What the exercise asks
All of the data below should be written out exactly.

Dataset records
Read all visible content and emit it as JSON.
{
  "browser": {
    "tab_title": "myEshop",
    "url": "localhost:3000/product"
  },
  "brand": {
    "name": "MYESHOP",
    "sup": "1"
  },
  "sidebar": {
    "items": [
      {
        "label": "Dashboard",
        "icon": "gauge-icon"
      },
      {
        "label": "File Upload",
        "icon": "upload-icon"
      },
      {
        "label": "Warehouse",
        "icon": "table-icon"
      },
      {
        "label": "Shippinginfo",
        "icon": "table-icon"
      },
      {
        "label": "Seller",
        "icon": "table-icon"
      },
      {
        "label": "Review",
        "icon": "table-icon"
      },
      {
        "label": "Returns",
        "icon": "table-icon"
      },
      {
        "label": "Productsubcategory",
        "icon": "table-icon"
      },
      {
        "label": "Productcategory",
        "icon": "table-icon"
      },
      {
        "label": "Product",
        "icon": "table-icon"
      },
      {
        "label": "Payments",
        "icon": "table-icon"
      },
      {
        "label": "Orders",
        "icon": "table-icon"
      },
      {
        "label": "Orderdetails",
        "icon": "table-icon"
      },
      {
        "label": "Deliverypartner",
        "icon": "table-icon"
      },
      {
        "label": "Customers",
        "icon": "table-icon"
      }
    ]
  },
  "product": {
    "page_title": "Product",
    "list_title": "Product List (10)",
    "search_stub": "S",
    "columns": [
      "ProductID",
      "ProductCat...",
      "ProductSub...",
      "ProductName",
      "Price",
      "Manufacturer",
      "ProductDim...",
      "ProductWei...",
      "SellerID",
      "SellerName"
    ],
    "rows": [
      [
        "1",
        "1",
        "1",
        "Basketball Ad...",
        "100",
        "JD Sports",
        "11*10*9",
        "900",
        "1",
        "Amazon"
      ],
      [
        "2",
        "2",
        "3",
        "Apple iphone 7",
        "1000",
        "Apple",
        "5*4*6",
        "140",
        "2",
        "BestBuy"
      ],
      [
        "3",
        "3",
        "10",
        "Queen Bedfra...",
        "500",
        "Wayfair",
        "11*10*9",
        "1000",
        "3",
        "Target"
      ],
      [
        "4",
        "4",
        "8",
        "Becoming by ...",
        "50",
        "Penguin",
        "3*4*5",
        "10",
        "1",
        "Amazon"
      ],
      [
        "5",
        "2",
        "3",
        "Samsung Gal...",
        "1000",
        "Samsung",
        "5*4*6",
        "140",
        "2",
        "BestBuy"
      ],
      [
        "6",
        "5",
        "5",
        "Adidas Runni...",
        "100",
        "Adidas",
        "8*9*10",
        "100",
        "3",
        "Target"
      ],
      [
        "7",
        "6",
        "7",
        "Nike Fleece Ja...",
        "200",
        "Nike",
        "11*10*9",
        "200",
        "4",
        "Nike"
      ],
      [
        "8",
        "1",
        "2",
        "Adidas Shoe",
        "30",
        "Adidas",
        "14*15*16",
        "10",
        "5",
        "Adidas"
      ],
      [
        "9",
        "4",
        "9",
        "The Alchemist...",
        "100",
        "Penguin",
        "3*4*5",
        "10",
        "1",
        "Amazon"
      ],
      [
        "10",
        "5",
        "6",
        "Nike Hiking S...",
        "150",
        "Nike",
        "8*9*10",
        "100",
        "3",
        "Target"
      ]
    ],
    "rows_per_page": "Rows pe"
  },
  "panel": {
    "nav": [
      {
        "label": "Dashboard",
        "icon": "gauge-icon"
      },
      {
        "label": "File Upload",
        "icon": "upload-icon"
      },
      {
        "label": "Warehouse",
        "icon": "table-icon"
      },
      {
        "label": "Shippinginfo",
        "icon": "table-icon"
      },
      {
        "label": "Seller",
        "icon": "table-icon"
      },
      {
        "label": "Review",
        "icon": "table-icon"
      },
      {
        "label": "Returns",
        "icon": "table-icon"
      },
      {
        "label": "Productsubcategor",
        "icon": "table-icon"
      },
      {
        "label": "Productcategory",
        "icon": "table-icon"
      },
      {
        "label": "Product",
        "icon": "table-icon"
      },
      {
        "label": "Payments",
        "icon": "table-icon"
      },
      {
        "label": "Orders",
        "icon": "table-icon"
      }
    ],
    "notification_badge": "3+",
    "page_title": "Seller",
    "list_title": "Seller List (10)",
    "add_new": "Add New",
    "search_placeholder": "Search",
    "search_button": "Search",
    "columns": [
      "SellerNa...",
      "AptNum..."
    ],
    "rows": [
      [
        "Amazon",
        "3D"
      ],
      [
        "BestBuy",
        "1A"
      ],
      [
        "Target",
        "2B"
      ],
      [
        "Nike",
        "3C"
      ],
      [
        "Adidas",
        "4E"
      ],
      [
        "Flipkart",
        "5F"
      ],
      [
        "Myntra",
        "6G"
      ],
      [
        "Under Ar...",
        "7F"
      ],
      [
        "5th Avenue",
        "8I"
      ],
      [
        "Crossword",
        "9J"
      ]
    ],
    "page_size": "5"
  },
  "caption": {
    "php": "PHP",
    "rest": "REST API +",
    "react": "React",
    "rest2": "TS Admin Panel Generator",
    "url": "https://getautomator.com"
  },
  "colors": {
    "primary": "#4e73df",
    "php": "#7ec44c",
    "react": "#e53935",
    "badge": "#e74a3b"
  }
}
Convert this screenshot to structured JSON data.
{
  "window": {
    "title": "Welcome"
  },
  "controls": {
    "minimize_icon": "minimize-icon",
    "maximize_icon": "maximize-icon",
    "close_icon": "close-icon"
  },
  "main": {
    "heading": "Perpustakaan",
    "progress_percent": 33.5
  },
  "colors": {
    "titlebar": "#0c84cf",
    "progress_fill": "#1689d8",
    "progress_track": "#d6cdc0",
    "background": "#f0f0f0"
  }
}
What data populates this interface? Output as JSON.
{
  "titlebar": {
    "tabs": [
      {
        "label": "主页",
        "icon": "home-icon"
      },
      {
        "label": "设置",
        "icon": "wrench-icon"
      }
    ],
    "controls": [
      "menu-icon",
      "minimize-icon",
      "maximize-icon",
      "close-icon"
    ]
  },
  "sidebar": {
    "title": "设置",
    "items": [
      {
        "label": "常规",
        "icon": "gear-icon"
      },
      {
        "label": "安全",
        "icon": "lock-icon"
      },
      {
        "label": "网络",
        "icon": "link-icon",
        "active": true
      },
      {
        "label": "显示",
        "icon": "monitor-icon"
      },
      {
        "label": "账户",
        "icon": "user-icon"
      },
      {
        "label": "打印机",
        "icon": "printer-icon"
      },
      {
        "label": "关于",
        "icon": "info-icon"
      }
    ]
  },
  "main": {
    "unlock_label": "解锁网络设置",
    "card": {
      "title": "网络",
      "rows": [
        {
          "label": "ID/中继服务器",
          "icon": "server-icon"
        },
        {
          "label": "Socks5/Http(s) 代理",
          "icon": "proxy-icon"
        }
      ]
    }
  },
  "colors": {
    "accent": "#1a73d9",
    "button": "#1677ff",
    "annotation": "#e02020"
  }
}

Result for this exercise
Read all visible content and emit it as JSON.
{
  "browser": {
    "tab_title": "myEshop",
    "url": "localhost:3000/product"
  },
  "brand": {
    "name": "MYESHOP",
    "sup": "1"
  },
  "sidebar": {
    "items": [
      {
        "label": "Dashboard",
        "icon": "gauge-icon"
      },
      {
        "label": "File Upload",
        "icon": "upload-icon"
      },
      {
        "label": "Warehouse",
        "icon": "table-icon"
      },
      {
        "label": "Shippinginfo",
        "icon": "table-icon"
      },
      {
        "label": "Seller",
        "icon": "table-icon"
      },
      {
        "label": "Review",
        "icon": "table-icon"
      },
      {
        "label": "Returns",
        "icon": "table-icon"
      },
      {
        "label": "Productsubcategory",
        "icon": "table-icon"
      },
      {
        "label": "Productcategory",
        "icon": "table-icon"
      },
      {
        "label": "Product",
        "icon": "table-icon"
      },
      {
        "label": "Payments",
        "icon": "table-icon"
      },
      {
        "label": "Orders",
        "icon": "table-icon"
      },
      {
        "label": "Orderdetails",
        "icon": "table-icon"
      },
      {
        "label": "Deliverypartner",
        "icon": "table-icon"
      },
      {
        "label": "Customers",
        "icon": "table-icon"
      }
    ]
  },
  "product": {
    "page_title": "Product",
    "list_title": "Product List (10)",
    "search_stub": "S",
    "columns": [
      "ProductID",
      "ProductCat...",
      "ProductSub...",
      "ProductName",
      "Price",
      "Manufacturer",
      "ProductDim...",
      "ProductWei...",
      "SellerID",
      "SellerName"
    ],
    "rows": [
      [
        "1",
        "1",
        "1",
        "Basketball Ad...",
        "100",
        "JD Sports",
        "11*10*9",
        "900",
        "1",
        "Amazon"
      ],
      [
        "2",
        "2",
        "3",
        "Apple iphone 7",
        "1000",
        "Apple",
        "5*4*6",
        "140",
        "2",
        "BestBuy"
      ],
      [
        "3",
        "3",
        "10",
        "Queen Bedfra...",
        "500",
        "Wayfair",
        "11*10*9",
        "1000",
        "3",
        "Target"
      ],
      [
        "4",
        "4",
        "8",
        "Becoming by ...",
        "50",
        "Penguin",
        "3*4*5",
        "10",
        "1",
        "Amazon"
      ],
      [
        "5",
        "2",
        "3",
        "Samsung Gal...",
        "1000",
        "Samsung",
        "5*4*6",
        "140",
        "2",
        "BestBuy"
      ],
      [
        "6",
        "5",
        "5",
        "Adidas Runni...",
        "100",
        "Adidas",
        "8*9*10",
        "100",
        "3",
        "Target"
      ],
      [
        "7",
        "6",
        "7",
        "Nike Fleece Ja...",
        "200",
        "Nike",
        "11*10*9",
        "200",
        "4",
        "Nike"
      ],
      [
        "8",
        "1",
        "2",
        "Adidas Shoe",
        "30",
        "Adidas",
        "14*15*16",
        "10",
        "5",
        "Adidas"
      ],
      [
        "9",
        "4",
        "9",
        "The Alchemist...",
        "100",
        "Penguin",
        "3*4*5",
        "10",
        "1",
        "Amazon"
      ],
      [
        "10",
        "5",
        "6",
        "Nike Hiking S...",
        "150",
        "Nike",
        "8*9*10",
        "100",
        "3",
        "Target"
      ]
    ],
    "rows_per_page": "Rows pe"
  },
  "panel": {
    "nav": [
      {
        "label": "Dashboard",
        "icon": "gauge-icon"
      },
      {
        "label": "File Upload",
        "icon": "upload-icon"
      },
      {
        "label": "Warehouse",
        "icon": "table-icon"
      },
      {
        "label": "Shippinginfo",
        "icon": "table-icon"
      },
      {
        "label": "Seller",
        "icon": "table-icon"
      },
      {
        "label": "Review",
        "icon": "table-icon"
      },
      {
        "label": "Returns",
        "icon": "table-icon"
      },
      {
        "label": "Productsubcategor",
        "icon": "table-icon"
      },
      {
        "label": "Productcategory",
        "icon": "table-icon"
      },
      {
        "label": "Product",
        "icon": "table-icon"
      },
      {
        "label": "Payments",
        "icon": "table-icon"
      },
      {
        "label": "Orders",
        "icon": "table-icon"
      }
    ],
    "notification_badge": "3+",
    "page_title": "Seller",
    "list_title": "Seller List (10)",
    "add_new": "Add New",
    "search_placeholder": "Search",
    "search_button": "Search",
    "columns": [
      "SellerNa...",
      "AptNum..."
    ],
    "rows": [
      [
        "Amazon",
        "3D"
      ],
      [
        "BestBuy",
        "1A"
      ],
      [
        "Target",
        "2B"
      ],
      [
        "Nike",
        "3C"
      ],
      [
        "Adidas",
        "4E"
      ],
      [
        "Flipkart",
        "5F"
      ],
      [
        "Myntra",
        "6G"
      ],
      [
        "Under Ar...",
        "7F"
      ],
      [
        "5th Avenue",
        "8I"
      ],
      [
        "Crossword",
        "9J"
      ]
    ],
    "page_size": "5"
  },
  "caption": {
    "php": "PHP",
    "rest": "REST API +",
    "react": "React",
    "rest2": "TS Admin Panel Generator",
    "url": "https://getautomator.com"
  },
  "colors": {
    "primary": "#4e73df",
    "php": "#7ec44c",
    "react": "#e53935",
    "badge": "#e74a3b"
  }
}
Convert this screenshot to structured JSON data.
{
  "window": {
    "title": "Welcome"
  },
  "controls": {
    "minimize_icon": "minimize-icon",
    "maximize_icon": "maximize-icon",
    "close_icon": "close-icon"
  },
  "main": {
    "heading": "Perpustakaan",
    "progress_percent": 33.5
  },
  "colors": {
    "titlebar": "#0c84cf",
    "progress_fill": "#1689d8",
    "progress_track": "#d6cdc0",
    "background": "#f0f0f0"
  }
}
What data populates this interface? Output as JSON.
{
  "titlebar": {
    "tabs": [
      {
        "label": "主页",
        "icon": "home-icon"
      },
      {
        "label": "设置",
        "icon": "wrench-icon"
      }
    ],
    "controls": [
      "menu-icon",
      "minimize-icon",
      "maximize-icon",
      "close-icon"
    ]
  },
  "sidebar": {
    "title": "设置",
    "items": [
      {
        "label": "常规",
        "icon": "gear-icon"
      },
      {
        "label": "安全",
        "icon": "lock-icon"
      },
      {
        "label": "网络",
        "icon": "link-icon",
        "active": true
      },
      {
        "label": "显示",
        "icon": "monitor-icon"
      },
      {
        "label": "账户",
        "icon": "user-icon"
      },
      {
        "label": "打印机",
        "icon": "printer-icon"
      },
      {
        "label": "关于",
        "icon": "info-icon"
      }
    ]
  },
  "main": {
    "unlock_label": "解锁网络设置",
    "card": {
      "title": "网络",
      "rows": [
        {
          "label": "ID/中继服务器",
          "icon": "server-icon"
        },
        {
          "label": "Socks5/Http(s) 代理",
          "icon": "proxy-icon"
        }
      ]
    }
  },
  "colors": {
    "accent": "#1a73d9",
    "button": "#1677ff",
    "annotation": "#e02020"
  }
}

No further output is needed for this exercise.